→ **SET EXERCISE**
Every entry that follows needs to be repeated exactly.

→ **DATASET CONTENT**
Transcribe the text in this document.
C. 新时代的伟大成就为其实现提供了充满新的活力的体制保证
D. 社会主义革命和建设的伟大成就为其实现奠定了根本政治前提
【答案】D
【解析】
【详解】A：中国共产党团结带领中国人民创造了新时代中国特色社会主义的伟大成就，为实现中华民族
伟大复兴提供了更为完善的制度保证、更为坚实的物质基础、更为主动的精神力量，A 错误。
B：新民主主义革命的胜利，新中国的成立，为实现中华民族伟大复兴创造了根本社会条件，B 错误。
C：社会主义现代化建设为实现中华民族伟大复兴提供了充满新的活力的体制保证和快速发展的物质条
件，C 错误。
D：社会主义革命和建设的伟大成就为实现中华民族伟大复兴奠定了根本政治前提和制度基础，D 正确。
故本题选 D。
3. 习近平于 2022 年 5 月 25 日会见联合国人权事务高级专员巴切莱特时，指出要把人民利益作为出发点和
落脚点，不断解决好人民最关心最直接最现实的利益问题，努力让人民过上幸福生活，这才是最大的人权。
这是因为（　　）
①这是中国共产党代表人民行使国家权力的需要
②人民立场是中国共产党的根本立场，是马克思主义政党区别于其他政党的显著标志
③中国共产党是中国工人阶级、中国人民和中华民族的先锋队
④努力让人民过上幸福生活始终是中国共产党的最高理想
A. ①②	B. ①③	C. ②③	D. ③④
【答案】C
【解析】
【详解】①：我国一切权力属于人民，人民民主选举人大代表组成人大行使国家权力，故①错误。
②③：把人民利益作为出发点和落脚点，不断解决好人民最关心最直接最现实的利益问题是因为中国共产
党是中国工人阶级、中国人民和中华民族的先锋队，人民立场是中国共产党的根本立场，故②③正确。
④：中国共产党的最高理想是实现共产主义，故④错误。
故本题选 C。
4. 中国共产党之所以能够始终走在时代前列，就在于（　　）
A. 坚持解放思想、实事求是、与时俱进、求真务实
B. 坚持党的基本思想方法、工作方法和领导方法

→ **OUTPUT OF THE EXERCISE**
Transcribe the text in this document.
C. 新时代的伟大成就为其实现提供了充满新的活力的体制保证
D. 社会主义革命和建设的伟大成就为其实现奠定了根本政治前提
【答案】D
【解析】
【详解】A：中国共产党团结带领中国人民创造了新时代中国特色社会主义的伟大成就，为实现中华民族
伟大复兴提供了更为完善的制度保证、更为坚实的物质基础、更为主动的精神力量，A 错误。
B：新民主主义革命的胜利，新中国的成立，为实现中华民族伟大复兴创造了根本社会条件，B 错误。
C：社会主义现代化建设为实现中华民族伟大复兴提供了充满新的活力的体制保证和快速发展的物质条
件，C 错误。
D：社会主义革命和建设的伟大成就为实现中华民族伟大复兴奠定了根本政治前提和制度基础，D 正确。
故本题选 D。
3. 习近平于 2022 年 5 月 25 日会见联合国人权事务高级专员巴切莱特时，指出要把人民利益作为出发点和
落脚点，不断解决好人民最关心最直接最现实的利益问题，努力让人民过上幸福生活，这才是最大的人权。
这是因为（　　）
①这是中国共产党代表人民行使国家权力的需要
②人民立场是中国共产党的根本立场，是马克思主义政党区别于其他政党的显著标志
③中国共产党是中国工人阶级、中国人民和中华民族的先锋队
④努力让人民过上幸福生活始终是中国共产党的最高理想
A. ①②	B. ①③	C. ②③	D. ③④
【答案】C
【解析】
【详解】①：我国一切权力属于人民，人民民主选举人大代表组成人大行使国家权力，故①错误。
②③：把人民利益作为出发点和落脚点，不断解决好人民最关心最直接最现实的利益问题是因为中国共产
党是中国工人阶级、中国人民和中华民族的先锋队，人民立场是中国共产党的根本立场，故②③正确。
④：中国共产党的最高理想是实现共产主义，故④错误。
故本题选 C。
4. 中国共产党之所以能够始终走在时代前列，就在于（　　）
A. 坚持解放思想、实事求是、与时俱进、求真务实
B. 坚持党的基本思想方法、工作方法和领导方法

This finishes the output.